--- start of SOURCE DATA ---

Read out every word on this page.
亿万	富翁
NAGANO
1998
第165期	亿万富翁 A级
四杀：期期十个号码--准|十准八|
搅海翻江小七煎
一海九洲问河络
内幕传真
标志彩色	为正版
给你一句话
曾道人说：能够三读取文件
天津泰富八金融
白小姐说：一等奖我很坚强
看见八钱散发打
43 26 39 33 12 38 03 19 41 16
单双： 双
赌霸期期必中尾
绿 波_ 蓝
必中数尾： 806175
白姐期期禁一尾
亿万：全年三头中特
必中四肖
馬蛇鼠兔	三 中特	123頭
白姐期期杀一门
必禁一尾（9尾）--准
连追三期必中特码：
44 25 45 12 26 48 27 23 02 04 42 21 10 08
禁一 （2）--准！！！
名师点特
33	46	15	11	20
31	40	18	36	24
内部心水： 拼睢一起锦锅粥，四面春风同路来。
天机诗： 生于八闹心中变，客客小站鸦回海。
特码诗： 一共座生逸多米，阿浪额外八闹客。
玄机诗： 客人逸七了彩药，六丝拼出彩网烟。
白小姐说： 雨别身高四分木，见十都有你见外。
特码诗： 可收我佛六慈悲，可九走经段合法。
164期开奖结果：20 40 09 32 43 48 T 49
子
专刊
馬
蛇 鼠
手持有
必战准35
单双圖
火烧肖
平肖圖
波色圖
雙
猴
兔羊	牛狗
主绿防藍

--- end of SOURCE DATA ---
--- start of SOURCE DATA ---

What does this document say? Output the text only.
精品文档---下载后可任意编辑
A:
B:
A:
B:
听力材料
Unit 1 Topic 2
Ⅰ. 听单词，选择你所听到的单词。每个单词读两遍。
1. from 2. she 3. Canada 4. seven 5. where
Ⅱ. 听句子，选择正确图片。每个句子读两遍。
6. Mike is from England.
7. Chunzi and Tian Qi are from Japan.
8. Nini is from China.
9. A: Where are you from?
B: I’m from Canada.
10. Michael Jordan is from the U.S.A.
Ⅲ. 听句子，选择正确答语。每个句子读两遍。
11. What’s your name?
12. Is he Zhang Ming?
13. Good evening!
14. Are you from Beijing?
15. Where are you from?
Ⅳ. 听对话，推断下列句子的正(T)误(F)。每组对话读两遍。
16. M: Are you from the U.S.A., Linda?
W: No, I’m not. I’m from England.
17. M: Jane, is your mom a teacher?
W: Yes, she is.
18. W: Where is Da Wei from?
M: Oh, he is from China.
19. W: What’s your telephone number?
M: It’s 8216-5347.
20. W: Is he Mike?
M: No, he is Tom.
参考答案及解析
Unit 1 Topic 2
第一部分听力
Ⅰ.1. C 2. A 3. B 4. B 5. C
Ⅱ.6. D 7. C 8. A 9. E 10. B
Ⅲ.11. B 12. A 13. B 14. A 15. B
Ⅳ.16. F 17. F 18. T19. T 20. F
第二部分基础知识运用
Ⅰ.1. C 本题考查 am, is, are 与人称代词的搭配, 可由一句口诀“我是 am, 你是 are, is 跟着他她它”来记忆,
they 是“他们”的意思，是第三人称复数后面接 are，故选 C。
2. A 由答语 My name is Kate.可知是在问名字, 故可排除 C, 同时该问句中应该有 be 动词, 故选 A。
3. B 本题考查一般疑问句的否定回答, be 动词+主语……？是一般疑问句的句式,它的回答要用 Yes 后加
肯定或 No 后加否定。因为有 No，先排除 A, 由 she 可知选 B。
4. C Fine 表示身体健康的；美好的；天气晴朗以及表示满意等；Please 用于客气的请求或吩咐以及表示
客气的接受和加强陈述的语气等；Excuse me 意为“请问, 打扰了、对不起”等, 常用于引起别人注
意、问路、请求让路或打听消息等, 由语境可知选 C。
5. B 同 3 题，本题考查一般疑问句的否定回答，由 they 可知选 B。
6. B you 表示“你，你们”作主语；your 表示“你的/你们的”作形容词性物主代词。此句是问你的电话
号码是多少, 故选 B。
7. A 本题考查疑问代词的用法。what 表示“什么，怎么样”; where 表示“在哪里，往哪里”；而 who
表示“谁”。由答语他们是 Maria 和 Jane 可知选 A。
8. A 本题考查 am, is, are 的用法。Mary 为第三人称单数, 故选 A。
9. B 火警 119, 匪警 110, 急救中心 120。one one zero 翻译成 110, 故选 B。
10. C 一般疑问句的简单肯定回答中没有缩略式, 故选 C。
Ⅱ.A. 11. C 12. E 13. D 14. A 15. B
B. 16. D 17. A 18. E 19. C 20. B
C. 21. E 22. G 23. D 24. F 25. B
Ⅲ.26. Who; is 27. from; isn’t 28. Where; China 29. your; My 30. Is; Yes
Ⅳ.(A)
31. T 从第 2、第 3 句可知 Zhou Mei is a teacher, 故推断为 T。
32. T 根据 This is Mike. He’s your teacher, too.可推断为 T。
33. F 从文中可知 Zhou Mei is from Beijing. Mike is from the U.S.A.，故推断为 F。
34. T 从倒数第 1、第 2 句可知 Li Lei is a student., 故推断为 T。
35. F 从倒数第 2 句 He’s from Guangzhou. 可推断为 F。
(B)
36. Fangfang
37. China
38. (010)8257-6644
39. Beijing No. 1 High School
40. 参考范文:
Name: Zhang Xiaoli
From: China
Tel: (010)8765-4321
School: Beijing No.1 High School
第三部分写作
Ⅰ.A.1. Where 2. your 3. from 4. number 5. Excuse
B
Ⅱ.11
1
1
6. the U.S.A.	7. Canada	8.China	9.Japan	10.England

--- end of SOURCE DATA ---

**WHAT YOU NEED TO DO**.
Where a line above contains the word "故推断为", copy that line.

**EXERCISE ANSWER**.
31. T 从第 2、第 3 句可知 Zhou Mei is a teacher, 故推断为 T。
33. F 从文中可知 Zhou Mei is from Beijing. Mike is from the U.S.A.，故推断为 F。
34. T 从倒数第 1、第 2 句可知 Li Lei is a student., 故推断为 T。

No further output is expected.